## begin INPUT MATERIAL
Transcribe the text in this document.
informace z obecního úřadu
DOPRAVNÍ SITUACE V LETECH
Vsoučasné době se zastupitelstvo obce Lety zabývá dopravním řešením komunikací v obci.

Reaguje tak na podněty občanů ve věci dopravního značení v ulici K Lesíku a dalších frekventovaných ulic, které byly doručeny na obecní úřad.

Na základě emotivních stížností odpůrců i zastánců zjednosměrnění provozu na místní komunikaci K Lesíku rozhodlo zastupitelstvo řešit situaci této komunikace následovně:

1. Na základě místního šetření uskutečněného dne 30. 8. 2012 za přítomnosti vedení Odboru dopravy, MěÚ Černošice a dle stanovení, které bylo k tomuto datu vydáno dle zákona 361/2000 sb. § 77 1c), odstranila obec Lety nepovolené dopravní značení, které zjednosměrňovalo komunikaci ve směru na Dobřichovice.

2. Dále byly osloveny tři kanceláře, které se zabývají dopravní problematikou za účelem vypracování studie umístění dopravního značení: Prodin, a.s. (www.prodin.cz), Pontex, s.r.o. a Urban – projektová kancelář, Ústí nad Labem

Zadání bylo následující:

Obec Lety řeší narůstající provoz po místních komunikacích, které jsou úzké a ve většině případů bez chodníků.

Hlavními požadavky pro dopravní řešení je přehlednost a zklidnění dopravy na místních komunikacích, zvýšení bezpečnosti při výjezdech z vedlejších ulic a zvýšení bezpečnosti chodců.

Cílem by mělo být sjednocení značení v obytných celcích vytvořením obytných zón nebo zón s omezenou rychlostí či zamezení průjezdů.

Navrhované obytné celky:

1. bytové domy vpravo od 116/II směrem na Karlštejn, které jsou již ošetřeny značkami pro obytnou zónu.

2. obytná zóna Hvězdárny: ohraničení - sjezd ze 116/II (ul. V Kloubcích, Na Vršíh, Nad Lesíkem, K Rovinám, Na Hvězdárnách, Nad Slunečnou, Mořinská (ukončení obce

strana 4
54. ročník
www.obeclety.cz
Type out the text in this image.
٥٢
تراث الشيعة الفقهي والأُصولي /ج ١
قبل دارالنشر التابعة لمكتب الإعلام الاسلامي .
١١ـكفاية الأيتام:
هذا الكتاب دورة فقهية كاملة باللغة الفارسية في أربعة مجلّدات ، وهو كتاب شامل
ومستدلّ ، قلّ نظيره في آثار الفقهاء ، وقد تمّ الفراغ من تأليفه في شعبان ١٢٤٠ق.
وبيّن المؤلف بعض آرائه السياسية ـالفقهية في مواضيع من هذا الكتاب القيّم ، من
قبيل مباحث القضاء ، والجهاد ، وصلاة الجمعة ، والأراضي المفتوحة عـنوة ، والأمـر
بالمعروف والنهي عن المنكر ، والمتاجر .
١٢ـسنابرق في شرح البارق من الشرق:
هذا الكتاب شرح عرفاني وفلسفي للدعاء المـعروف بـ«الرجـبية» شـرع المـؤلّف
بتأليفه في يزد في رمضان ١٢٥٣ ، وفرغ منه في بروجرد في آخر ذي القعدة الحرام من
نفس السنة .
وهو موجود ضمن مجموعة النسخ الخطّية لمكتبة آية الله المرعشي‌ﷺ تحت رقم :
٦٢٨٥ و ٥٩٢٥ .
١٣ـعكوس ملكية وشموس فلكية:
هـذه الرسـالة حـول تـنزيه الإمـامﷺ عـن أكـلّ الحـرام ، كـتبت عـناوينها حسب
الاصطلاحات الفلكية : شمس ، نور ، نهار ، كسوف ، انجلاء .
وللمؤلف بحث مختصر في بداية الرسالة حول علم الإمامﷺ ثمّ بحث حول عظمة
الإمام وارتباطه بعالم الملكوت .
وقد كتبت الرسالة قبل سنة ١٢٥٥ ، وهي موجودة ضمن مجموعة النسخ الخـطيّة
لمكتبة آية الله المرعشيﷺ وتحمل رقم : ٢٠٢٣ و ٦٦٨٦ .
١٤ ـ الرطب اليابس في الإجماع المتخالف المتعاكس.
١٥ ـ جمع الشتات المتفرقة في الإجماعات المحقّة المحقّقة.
## end INPUT MATERIAL
## WHAT THE EXERCISE ASKS
Only the lines from the one containing "Type out the text in this image." to the end of the records should be repeated, exactly as they appear.

## ANSWER IN FULL
Type out the text in this image.
٥٢
تراث الشيعة الفقهي والأُصولي /ج ١
قبل دارالنشر التابعة لمكتب الإعلام الاسلامي .
١١ـكفاية الأيتام:
هذا الكتاب دورة فقهية كاملة باللغة الفارسية في أربعة مجلّدات ، وهو كتاب شامل
ومستدلّ ، قلّ نظيره في آثار الفقهاء ، وقد تمّ الفراغ من تأليفه في شعبان ١٢٤٠ق.
وبيّن المؤلف بعض آرائه السياسية ـالفقهية في مواضيع من هذا الكتاب القيّم ، من
قبيل مباحث القضاء ، والجهاد ، وصلاة الجمعة ، والأراضي المفتوحة عـنوة ، والأمـر
بالمعروف والنهي عن المنكر ، والمتاجر .
١٢ـسنابرق في شرح البارق من الشرق:
هذا الكتاب شرح عرفاني وفلسفي للدعاء المـعروف بـ«الرجـبية» شـرع المـؤلّف
بتأليفه في يزد في رمضان ١٢٥٣ ، وفرغ منه في بروجرد في آخر ذي القعدة الحرام من
نفس السنة .
وهو موجود ضمن مجموعة النسخ الخطّية لمكتبة آية الله المرعشي‌ﷺ تحت رقم :
٦٢٨٥ و ٥٩٢٥ .
١٣ـعكوس ملكية وشموس فلكية:
هـذه الرسـالة حـول تـنزيه الإمـامﷺ عـن أكـلّ الحـرام ، كـتبت عـناوينها حسب
الاصطلاحات الفلكية : شمس ، نور ، نهار ، كسوف ، انجلاء .
وللمؤلف بحث مختصر في بداية الرسالة حول علم الإمامﷺ ثمّ بحث حول عظمة
الإمام وارتباطه بعالم الملكوت .
وقد كتبت الرسالة قبل سنة ١٢٥٥ ، وهي موجودة ضمن مجموعة النسخ الخـطيّة
لمكتبة آية الله المرعشيﷺ وتحمل رقم : ٢٠٢٣ و ٦٦٨٦ .
١٤ ـ الرطب اليابس في الإجماع المتخالف المتعاكس.
١٥ ـ جمع الشتات المتفرقة في الإجماعات المحقّة المحقّقة.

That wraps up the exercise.